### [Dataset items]
====================

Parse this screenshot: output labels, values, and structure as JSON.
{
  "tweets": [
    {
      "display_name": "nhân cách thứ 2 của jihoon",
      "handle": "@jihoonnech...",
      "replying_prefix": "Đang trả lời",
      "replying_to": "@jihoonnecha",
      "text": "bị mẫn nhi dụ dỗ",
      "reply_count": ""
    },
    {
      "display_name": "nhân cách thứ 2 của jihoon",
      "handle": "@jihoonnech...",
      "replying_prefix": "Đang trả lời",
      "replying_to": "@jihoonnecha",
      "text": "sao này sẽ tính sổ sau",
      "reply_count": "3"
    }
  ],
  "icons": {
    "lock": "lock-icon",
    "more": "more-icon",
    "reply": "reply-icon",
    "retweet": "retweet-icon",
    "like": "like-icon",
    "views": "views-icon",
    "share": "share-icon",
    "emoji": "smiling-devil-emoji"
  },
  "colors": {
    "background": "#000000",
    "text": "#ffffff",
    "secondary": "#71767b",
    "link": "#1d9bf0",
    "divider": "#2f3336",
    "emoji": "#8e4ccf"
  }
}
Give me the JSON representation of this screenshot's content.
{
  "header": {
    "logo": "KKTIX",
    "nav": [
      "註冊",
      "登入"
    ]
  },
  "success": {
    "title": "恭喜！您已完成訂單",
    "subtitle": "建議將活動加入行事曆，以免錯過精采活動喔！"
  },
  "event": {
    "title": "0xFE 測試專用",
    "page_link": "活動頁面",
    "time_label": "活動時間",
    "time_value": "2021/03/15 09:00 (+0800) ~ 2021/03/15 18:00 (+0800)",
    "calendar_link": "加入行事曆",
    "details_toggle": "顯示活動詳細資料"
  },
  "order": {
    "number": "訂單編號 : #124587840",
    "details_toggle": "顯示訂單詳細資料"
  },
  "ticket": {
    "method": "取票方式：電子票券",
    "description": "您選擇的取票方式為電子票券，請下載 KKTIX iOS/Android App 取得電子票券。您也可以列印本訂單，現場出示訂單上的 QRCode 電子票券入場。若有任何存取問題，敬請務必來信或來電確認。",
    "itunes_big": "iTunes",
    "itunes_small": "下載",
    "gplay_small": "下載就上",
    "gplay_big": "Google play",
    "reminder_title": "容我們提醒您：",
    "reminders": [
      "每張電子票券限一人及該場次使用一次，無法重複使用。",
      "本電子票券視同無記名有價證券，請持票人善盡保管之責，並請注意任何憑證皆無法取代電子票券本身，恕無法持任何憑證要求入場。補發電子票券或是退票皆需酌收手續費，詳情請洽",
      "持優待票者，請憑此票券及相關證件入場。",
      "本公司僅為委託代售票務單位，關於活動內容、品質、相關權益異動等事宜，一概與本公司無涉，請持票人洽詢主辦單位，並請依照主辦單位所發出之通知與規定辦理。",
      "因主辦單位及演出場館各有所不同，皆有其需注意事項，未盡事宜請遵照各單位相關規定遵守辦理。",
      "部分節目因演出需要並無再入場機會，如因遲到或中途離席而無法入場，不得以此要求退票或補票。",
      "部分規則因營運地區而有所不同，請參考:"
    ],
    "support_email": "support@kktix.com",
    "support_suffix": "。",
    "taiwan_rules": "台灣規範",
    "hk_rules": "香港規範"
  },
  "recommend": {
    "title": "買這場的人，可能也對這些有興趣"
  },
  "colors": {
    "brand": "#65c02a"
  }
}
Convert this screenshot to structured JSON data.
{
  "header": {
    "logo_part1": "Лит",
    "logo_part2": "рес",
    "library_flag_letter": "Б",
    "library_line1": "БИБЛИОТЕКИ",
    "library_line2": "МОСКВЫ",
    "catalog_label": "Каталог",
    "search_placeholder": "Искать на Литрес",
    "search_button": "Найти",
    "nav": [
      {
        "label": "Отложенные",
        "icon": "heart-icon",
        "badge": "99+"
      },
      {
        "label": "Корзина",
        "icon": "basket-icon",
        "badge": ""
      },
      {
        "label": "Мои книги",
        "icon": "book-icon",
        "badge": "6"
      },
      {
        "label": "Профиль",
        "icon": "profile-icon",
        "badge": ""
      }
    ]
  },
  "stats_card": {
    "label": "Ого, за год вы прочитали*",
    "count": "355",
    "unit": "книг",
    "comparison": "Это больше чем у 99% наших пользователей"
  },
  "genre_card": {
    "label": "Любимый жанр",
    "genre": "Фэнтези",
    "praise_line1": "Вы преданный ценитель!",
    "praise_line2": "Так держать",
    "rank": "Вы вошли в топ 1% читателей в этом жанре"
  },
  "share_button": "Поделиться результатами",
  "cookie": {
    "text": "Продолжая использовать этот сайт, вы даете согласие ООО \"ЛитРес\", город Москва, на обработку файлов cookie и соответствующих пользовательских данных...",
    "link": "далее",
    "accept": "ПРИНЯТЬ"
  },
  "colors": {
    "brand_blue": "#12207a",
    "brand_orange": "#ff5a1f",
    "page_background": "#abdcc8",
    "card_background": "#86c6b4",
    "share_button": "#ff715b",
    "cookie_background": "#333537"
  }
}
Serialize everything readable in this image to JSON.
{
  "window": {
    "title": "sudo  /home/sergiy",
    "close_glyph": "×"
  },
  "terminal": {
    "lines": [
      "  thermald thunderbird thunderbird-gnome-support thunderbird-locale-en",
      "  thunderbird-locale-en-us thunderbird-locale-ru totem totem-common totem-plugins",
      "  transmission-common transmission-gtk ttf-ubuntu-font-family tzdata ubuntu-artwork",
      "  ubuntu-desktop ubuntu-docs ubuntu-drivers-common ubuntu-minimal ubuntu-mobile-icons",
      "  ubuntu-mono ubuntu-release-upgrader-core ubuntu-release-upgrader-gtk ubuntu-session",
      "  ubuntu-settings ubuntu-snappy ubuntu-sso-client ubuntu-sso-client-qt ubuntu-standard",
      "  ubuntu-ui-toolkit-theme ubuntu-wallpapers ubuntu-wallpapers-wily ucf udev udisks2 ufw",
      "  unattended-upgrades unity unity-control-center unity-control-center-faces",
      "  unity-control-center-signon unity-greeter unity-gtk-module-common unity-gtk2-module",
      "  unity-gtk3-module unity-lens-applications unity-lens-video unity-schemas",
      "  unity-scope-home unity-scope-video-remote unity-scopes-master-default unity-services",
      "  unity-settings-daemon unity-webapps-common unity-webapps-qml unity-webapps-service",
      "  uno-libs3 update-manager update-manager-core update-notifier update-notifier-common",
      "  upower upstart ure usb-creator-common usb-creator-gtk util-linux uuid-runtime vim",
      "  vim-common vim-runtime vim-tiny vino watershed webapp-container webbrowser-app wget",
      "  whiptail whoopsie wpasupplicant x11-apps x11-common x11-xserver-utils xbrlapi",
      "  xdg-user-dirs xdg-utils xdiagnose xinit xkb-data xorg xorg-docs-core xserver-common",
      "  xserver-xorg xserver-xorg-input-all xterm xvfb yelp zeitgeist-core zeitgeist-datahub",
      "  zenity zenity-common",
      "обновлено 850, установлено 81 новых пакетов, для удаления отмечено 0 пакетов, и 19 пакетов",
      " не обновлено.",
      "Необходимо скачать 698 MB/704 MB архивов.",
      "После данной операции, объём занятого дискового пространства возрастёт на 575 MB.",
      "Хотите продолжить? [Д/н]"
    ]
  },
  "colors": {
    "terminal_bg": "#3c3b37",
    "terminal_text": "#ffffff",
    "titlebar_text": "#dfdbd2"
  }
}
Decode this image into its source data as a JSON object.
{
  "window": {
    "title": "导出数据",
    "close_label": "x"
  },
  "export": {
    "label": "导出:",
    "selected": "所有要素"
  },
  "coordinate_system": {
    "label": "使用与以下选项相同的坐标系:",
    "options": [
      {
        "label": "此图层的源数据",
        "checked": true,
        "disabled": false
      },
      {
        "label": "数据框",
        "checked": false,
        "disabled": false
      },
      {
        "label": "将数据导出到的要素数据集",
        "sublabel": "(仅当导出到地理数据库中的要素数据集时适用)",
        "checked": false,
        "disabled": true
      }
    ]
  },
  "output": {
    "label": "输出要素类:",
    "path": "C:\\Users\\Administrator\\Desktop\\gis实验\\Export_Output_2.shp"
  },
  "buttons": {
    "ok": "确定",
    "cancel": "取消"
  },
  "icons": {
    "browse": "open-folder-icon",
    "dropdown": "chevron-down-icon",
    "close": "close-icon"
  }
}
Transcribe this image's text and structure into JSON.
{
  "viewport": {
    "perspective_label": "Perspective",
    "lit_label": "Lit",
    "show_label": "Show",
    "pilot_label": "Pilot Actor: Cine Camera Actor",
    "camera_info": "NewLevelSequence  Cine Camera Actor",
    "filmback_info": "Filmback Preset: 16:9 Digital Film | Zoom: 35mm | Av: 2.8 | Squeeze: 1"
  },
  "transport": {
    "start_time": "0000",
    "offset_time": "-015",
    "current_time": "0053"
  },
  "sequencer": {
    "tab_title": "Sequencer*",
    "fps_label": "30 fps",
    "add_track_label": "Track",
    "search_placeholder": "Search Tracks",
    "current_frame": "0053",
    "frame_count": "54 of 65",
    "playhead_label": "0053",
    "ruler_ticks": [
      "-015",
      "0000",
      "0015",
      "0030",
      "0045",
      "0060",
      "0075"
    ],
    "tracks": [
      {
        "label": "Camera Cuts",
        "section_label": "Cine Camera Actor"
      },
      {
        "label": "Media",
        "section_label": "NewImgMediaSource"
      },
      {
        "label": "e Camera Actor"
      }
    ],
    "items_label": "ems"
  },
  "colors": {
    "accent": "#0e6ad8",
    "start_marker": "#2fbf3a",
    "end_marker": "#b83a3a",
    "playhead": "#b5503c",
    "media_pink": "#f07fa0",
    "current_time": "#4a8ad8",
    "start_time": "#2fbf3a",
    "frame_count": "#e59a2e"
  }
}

====================

### [Short problem]
Find each line with the string "Actor" and copy it out.

### [Problem solution]
    "pilot_label": "Pilot Actor: Cine Camera Actor",
    "camera_info": "NewLevelSequence  Cine Camera Actor",
        "section_label": "Cine Camera Actor"
        "label": "e Camera Actor"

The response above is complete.